Task goal:
Give the data below again, word for word.

Records from a data source:

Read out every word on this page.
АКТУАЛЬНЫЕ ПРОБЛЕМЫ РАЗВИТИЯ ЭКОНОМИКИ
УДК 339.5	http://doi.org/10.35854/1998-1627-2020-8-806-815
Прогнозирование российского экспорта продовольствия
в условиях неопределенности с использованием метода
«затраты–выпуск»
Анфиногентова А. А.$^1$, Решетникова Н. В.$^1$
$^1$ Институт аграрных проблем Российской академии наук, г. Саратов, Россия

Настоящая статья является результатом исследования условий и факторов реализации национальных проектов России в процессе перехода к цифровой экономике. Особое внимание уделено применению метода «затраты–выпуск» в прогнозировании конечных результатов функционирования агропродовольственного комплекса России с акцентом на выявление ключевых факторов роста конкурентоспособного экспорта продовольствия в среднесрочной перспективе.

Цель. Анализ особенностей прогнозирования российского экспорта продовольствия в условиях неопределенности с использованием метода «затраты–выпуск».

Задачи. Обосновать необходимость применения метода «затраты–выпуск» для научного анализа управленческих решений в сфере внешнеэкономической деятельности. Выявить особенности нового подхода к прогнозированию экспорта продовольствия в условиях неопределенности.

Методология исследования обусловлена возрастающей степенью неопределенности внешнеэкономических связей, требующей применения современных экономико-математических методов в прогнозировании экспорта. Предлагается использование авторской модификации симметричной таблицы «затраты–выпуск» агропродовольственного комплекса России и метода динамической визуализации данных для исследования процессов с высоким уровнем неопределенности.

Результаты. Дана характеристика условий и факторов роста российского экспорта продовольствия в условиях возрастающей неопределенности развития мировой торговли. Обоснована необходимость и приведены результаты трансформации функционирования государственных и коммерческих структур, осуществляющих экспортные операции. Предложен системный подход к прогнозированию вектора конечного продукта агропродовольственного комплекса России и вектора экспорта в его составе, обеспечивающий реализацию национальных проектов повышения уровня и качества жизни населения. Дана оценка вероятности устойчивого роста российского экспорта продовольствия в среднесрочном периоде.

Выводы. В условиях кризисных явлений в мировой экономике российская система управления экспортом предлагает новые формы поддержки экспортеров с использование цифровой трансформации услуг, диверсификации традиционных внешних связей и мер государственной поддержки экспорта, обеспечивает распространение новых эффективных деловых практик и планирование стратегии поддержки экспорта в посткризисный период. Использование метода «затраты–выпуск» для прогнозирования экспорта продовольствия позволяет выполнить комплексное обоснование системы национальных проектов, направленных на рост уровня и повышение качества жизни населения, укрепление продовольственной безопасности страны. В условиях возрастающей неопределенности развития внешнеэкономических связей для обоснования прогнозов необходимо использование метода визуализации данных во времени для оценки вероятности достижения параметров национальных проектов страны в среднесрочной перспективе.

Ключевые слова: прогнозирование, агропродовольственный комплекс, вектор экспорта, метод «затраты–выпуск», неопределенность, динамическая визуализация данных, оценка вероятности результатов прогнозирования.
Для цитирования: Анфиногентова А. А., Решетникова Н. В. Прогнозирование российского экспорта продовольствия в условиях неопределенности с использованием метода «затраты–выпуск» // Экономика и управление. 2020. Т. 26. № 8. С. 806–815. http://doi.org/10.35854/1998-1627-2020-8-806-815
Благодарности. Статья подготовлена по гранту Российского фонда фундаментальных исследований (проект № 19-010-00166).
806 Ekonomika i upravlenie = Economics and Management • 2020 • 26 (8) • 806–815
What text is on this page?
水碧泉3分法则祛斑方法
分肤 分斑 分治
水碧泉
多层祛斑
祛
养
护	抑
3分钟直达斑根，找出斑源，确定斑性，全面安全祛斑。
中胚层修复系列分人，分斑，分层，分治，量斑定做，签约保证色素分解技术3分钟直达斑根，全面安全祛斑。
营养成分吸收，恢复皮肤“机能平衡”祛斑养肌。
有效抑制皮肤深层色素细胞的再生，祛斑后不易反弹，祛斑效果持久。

Result of the exercise:
Read out every word on this page.
АКТУАЛЬНЫЕ ПРОБЛЕМЫ РАЗВИТИЯ ЭКОНОМИКИ
УДК 339.5	http://doi.org/10.35854/1998-1627-2020-8-806-815
Прогнозирование российского экспорта продовольствия
в условиях неопределенности с использованием метода
«затраты–выпуск»
Анфиногентова А. А.$^1$, Решетникова Н. В.$^1$
$^1$ Институт аграрных проблем Российской академии наук, г. Саратов, Россия

Настоящая статья является результатом исследования условий и факторов реализации национальных проектов России в процессе перехода к цифровой экономике. Особое внимание уделено применению метода «затраты–выпуск» в прогнозировании конечных результатов функционирования агропродовольственного комплекса России с акцентом на выявление ключевых факторов роста конкурентоспособного экспорта продовольствия в среднесрочной перспективе.

Цель. Анализ особенностей прогнозирования российского экспорта продовольствия в условиях неопределенности с использованием метода «затраты–выпуск».

Задачи. Обосновать необходимость применения метода «затраты–выпуск» для научного анализа управленческих решений в сфере внешнеэкономической деятельности. Выявить особенности нового подхода к прогнозированию экспорта продовольствия в условиях неопределенности.

Методология исследования обусловлена возрастающей степенью неопределенности внешнеэкономических связей, требующей применения современных экономико-математических методов в прогнозировании экспорта. Предлагается использование авторской модификации симметричной таблицы «затраты–выпуск» агропродовольственного комплекса России и метода динамической визуализации данных для исследования процессов с высоким уровнем неопределенности.

Результаты. Дана характеристика условий и факторов роста российского экспорта продовольствия в условиях возрастающей неопределенности развития мировой торговли. Обоснована необходимость и приведены результаты трансформации функционирования государственных и коммерческих структур, осуществляющих экспортные операции. Предложен системный подход к прогнозированию вектора конечного продукта агропродовольственного комплекса России и вектора экспорта в его составе, обеспечивающий реализацию национальных проектов повышения уровня и качества жизни населения. Дана оценка вероятности устойчивого роста российского экспорта продовольствия в среднесрочном периоде.

Выводы. В условиях кризисных явлений в мировой экономике российская система управления экспортом предлагает новые формы поддержки экспортеров с использование цифровой трансформации услуг, диверсификации традиционных внешних связей и мер государственной поддержки экспорта, обеспечивает распространение новых эффективных деловых практик и планирование стратегии поддержки экспорта в посткризисный период. Использование метода «затраты–выпуск» для прогнозирования экспорта продовольствия позволяет выполнить комплексное обоснование системы национальных проектов, направленных на рост уровня и повышение качества жизни населения, укрепление продовольственной безопасности страны. В условиях возрастающей неопределенности развития внешнеэкономических связей для обоснования прогнозов необходимо использование метода визуализации данных во времени для оценки вероятности достижения параметров национальных проектов страны в среднесрочной перспективе.

Ключевые слова: прогнозирование, агропродовольственный комплекс, вектор экспорта, метод «затраты–выпуск», неопределенность, динамическая визуализация данных, оценка вероятности результатов прогнозирования.
Для цитирования: Анфиногентова А. А., Решетникова Н. В. Прогнозирование российского экспорта продовольствия в условиях неопределенности с использованием метода «затраты–выпуск» // Экономика и управление. 2020. Т. 26. № 8. С. 806–815. http://doi.org/10.35854/1998-1627-2020-8-806-815
Благодарности. Статья подготовлена по гранту Российского фонда фундаментальных исследований (проект № 19-010-00166).
806 Ekonomika i upravlenie = Economics and Management • 2020 • 26 (8) • 806–815
What text is on this page?
水碧泉3分法则祛斑方法
分肤 分斑 分治
水碧泉
多层祛斑
祛
养
护	抑
3分钟直达斑根，找出斑源，确定斑性，全面安全祛斑。
中胚层修复系列分人，分斑，分层，分治，量斑定做，签约保证色素分解技术3分钟直达斑根，全面安全祛斑。
营养成分吸收，恢复皮肤“机能平衡”祛斑养肌。
有效抑制皮肤深层色素细胞的再生，祛斑后不易反弹，祛斑效果持久。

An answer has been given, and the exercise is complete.